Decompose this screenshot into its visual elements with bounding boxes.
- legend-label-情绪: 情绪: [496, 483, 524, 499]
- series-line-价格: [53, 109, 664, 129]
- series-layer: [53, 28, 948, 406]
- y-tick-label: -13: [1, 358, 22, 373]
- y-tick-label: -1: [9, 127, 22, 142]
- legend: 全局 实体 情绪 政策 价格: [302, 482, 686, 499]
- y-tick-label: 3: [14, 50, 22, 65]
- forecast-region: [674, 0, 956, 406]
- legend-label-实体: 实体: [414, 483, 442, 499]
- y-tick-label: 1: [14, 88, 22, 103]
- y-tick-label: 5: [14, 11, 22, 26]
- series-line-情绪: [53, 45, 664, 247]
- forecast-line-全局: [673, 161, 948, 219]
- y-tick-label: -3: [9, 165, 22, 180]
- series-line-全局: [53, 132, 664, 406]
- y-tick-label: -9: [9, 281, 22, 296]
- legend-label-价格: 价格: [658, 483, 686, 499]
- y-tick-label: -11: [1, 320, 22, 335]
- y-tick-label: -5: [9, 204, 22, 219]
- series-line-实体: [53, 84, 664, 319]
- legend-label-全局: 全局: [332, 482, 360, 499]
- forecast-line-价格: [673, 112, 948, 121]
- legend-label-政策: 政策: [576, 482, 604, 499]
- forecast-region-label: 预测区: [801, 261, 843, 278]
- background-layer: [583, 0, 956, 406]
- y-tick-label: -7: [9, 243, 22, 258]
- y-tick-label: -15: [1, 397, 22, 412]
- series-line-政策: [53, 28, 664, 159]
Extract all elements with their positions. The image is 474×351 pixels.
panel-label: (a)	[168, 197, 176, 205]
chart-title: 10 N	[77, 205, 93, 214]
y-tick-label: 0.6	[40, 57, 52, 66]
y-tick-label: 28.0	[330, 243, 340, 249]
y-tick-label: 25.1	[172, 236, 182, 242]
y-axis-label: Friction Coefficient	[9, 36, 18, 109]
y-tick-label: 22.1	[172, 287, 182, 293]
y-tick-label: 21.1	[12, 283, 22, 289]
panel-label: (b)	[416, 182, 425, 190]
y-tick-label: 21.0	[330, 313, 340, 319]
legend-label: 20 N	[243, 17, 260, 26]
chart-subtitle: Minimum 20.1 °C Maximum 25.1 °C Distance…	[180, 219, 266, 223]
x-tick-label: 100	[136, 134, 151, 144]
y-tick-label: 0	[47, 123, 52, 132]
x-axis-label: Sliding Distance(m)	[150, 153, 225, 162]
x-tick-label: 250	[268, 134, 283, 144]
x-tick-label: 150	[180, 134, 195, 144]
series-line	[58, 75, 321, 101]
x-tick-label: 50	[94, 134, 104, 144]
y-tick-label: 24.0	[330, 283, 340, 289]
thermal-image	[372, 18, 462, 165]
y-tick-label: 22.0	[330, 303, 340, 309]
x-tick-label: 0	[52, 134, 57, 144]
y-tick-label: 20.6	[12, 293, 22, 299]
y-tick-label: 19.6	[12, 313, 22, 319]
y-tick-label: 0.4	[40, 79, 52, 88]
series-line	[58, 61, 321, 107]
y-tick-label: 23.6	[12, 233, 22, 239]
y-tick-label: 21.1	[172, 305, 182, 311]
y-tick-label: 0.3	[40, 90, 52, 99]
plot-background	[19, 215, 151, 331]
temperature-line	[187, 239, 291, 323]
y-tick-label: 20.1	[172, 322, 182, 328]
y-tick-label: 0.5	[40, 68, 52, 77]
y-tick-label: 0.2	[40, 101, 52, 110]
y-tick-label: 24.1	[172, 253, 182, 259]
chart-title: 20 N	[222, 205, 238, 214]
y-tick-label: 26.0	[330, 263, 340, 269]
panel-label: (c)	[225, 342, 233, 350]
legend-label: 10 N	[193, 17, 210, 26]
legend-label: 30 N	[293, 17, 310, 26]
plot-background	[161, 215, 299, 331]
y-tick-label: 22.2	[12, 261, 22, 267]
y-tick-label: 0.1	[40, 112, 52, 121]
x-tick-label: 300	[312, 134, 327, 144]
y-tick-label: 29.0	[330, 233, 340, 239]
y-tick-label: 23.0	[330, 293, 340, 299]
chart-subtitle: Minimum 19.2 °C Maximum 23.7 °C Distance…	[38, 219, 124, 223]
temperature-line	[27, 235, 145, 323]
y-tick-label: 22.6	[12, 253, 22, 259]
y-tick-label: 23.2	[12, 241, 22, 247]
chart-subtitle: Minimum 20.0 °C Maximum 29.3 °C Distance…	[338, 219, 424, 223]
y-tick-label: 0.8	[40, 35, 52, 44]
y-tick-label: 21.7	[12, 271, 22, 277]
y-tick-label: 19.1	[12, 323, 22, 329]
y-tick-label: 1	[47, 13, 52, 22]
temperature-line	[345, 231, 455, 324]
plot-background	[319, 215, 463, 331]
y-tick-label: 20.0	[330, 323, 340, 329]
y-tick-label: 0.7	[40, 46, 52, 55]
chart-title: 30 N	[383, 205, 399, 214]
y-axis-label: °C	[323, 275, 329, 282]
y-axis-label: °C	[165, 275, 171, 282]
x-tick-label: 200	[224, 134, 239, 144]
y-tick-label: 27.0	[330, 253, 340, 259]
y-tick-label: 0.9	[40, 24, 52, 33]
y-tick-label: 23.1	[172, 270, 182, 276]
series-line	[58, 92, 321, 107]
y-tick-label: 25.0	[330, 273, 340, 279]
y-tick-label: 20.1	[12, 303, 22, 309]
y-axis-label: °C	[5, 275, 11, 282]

◆ ◆ ◆

*GIVEN INSTRUCTION:* Render the lines above as a Markdown table with two columns, Row and Line, numbering each row and skipping any blank lines.

*FINAL ANSWER:*
| Row | Line |
|---|---|
| 1 | Decompose this screenshot into its visual elements with bounding boxes. |
| 2 | - legend-label-情绪: 情绪: [496, 483, 524, 499] |
| 3 | - series-line-价格: [53, 109, 664, 129] |
| 4 | - series-layer: [53, 28, 948, 406] |
| 5 | - y-tick-label: -13: [1, 358, 22, 373] |
| 6 | - y-tick-label: -1: [9, 127, 22, 142] |
| 7 | - legend: 全局 实体 情绪 政策 价格: [302, 482, 686, 499] |
| 8 | - y-tick-label: 3: [14, 50, 22, 65] |
| 9 | - forecast-region: [674, 0, 956, 406] |
| 10 | - legend-label-实体: 实体: [414, 483, 442, 499] |
| 11 | - y-tick-label: 1: [14, 88, 22, 103] |
| 12 | - y-tick-label: 5: [14, 11, 22, 26] |
| 13 | - series-line-情绪: [53, 45, 664, 247] |
| 14 | - forecast-line-全局: [673, 161, 948, 219] |
| 15 | - y-tick-label: -3: [9, 165, 22, 180] |
| 16 | - series-line-全局: [53, 132, 664, 406] |
| 17 | - y-tick-label: -9: [9, 281, 22, 296] |
| 18 | - legend-label-价格: 价格: [658, 483, 686, 499] |
| 19 | - y-tick-label: -11: [1, 320, 22, 335] |
| 20 | - y-tick-label: -5: [9, 204, 22, 219] |
| 21 | - series-line-实体: [53, 84, 664, 319] |
| 22 | - legend-label-全局: 全局: [332, 482, 360, 499] |
| 23 | - forecast-line-价格: [673, 112, 948, 121] |
| 24 | - legend-label-政策: 政策: [576, 482, 604, 499] |
| 25 | - forecast-region-label: 预测区: [801, 261, 843, 278] |
| 26 | - background-layer: [583, 0, 956, 406] |
| 27 | - y-tick-label: -7: [9, 243, 22, 258] |
| 28 | - y-tick-label: -15: [1, 397, 22, 412] |
| 29 | - series-line-政策: [53, 28, 664, 159] |
| 30 | Extract all elements with their positions. The image is 474×351 pixels. |
| 31 | panel-label: (a)	[168, 197, 176, 205] |
| 32 | chart-title: 10 N	[77, 205, 93, 214] |
| 33 | y-tick-label: 0.6	[40, 57, 52, 66] |
| 34 | y-tick-label: 28.0	[330, 243, 340, 249] |
| 35 | y-tick-label: 25.1	[172, 236, 182, 242] |
| 36 | y-axis-label: Friction Coefficient	[9, 36, 18, 109] |
| 37 | y-tick-label: 22.1	[172, 287, 182, 293] |
| 38 | y-tick-label: 21.1	[12, 283, 22, 289] |
| 39 | panel-label: (b)	[416, 182, 425, 190] |
| 40 | y-tick-label: 21.0	[330, 313, 340, 319] |
| 41 | legend-label: 20 N	[243, 17, 260, 26] |
| 42 | chart-subtitle: Minimum 20.1 °C Maximum 25.1 °C Distance…	[180, 219, 266, 223] |
| 43 | x-tick-label: 100	[136, 134, 151, 144] |
| 44 | y-tick-label: 0	[47, 123, 52, 132] |
| 45 | x-axis-label: Sliding Distance(m)	[150, 153, 225, 162] |
| 46 | x-tick-label: 250	[268, 134, 283, 144] |
| 47 | x-tick-label: 150	[180, 134, 195, 144] |
| 48 | series-line	[58, 75, 321, 101] |
| 49 | x-tick-label: 50	[94, 134, 104, 144] |
| 50 | y-tick-label: 24.0	[330, 283, 340, 289] |
| 51 | thermal-image	[372, 18, 462, 165] |
| 52 | y-tick-label: 22.0	[330, 303, 340, 309] |
| 53 | x-tick-label: 0	[52, 134, 57, 144] |
| 54 | y-tick-label: 20.6	[12, 293, 22, 299] |
| 55 | y-tick-label: 19.6	[12, 313, 22, 319] |
| 56 | y-tick-label: 0.4	[40, 79, 52, 88] |
| 57 | series-line	[58, 61, 321, 107] |
| 58 | y-tick-label: 23.6	[12, 233, 22, 239] |
| 59 | y-tick-label: 21.1	[172, 305, 182, 311] |
| 60 | y-tick-label: 0.3	[40, 90, 52, 99] |
| 61 | plot-background	[19, 215, 151, 331] |
| 62 | temperature-line	[187, 239, 291, 323] |
| 63 | y-tick-label: 20.1	[172, 322, 182, 328] |
| 64 | y-tick-label: 0.5	[40, 68, 52, 77] |
| 65 | y-tick-label: 0.2	[40, 101, 52, 110] |
| 66 | y-tick-label: 24.1	[172, 253, 182, 259] |
| 67 | chart-title: 20 N	[222, 205, 238, 214] |
| 68 | y-tick-label: 26.0	[330, 263, 340, 269] |
| 69 | panel-label: (c)	[225, 342, 233, 350] |
| 70 | legend-label: 10 N	[193, 17, 210, 26] |
| 71 | legend-label: 30 N	[293, 17, 310, 26] |
| 72 | plot-background	[161, 215, 299, 331] |
| 73 | y-tick-label: 22.2	[12, 261, 22, 267] |
| 74 | y-tick-label: 0.1	[40, 112, 52, 121] |
| 75 | x-tick-label: 300	[312, 134, 327, 144] |
| 76 | y-tick-label: 29.0	[330, 233, 340, 239] |
| 77 | y-tick-label: 23.0	[330, 293, 340, 299] |
| 78 | chart-subtitle: Minimum 19.2 °C Maximum 23.7 °C Distance…	[38, 219, 124, 223] |
| 79 | temperature-line	[27, 235, 145, 323] |
| 80 | y-tick-label: 22.6	[12, 253, 22, 259] |
| 81 | y-tick-label: 23.2	[12, 241, 22, 247] |
| 82 | chart-subtitle: Minimum 20.0 °C Maximum 29.3 °C Distance…	[338, 219, 424, 223] |
| 83 | y-tick-label: 0.8	[40, 35, 52, 44] |
| 84 | y-tick-label: 21.7	[12, 271, 22, 277] |
| 85 | y-tick-label: 19.1	[12, 323, 22, 329] |
| 86 | y-tick-label: 1	[47, 13, 52, 22] |
| 87 | temperature-line	[345, 231, 455, 324] |
| 88 | plot-background	[319, 215, 463, 331] |
| 89 | y-tick-label: 20.0	[330, 323, 340, 329] |
| 90 | y-tick-label: 0.7	[40, 46, 52, 55] |
| 91 | chart-title: 30 N	[383, 205, 399, 214] |
| 92 | y-axis-label: °C	[323, 275, 329, 282] |
| 93 | y-axis-label: °C	[165, 275, 171, 282] |
| 94 | x-tick-label: 200	[224, 134, 239, 144] |
| 95 | y-tick-label: 27.0	[330, 253, 340, 259] |
| 96 | y-tick-label: 0.9	[40, 24, 52, 33] |
| 97 | y-tick-label: 23.1	[172, 270, 182, 276] |
| 98 | series-line	[58, 92, 321, 107] |
| 99 | y-tick-label: 25.0	[330, 273, 340, 279] |
| 100 | y-tick-label: 20.1	[12, 303, 22, 309] |
| 101 | y-axis-label: °C	[5, 275, 11, 282] |